• WHAT THE TASK REQUIRES:
Scan the entries below for the word "bishop". Copy each line that has it.

[Stored items]
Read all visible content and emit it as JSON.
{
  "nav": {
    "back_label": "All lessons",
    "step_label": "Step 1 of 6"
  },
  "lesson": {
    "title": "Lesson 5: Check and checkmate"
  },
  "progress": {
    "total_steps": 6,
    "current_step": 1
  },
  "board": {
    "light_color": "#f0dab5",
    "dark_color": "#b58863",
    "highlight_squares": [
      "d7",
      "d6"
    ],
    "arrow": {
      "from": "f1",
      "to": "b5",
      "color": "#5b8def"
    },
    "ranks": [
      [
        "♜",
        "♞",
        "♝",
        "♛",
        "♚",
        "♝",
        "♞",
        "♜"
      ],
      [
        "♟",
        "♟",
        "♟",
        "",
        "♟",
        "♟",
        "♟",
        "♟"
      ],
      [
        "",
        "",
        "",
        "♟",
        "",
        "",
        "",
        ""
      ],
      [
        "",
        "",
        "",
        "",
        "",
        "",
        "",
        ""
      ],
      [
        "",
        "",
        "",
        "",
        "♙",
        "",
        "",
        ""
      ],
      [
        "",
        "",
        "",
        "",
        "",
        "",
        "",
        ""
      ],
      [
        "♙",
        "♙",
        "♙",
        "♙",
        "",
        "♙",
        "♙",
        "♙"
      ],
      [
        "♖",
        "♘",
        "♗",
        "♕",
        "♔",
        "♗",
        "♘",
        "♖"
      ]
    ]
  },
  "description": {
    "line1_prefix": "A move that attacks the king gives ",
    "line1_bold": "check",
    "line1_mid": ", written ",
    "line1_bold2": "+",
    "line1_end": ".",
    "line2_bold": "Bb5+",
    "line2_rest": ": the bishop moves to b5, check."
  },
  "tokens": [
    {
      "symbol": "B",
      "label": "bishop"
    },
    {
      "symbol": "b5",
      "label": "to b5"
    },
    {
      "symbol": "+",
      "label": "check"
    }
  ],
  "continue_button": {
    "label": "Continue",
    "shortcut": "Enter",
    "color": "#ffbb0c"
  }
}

• WORKED SOLUTION:
    "line2_rest": ": the bishop moves to b5, check."
      "label": "bishop"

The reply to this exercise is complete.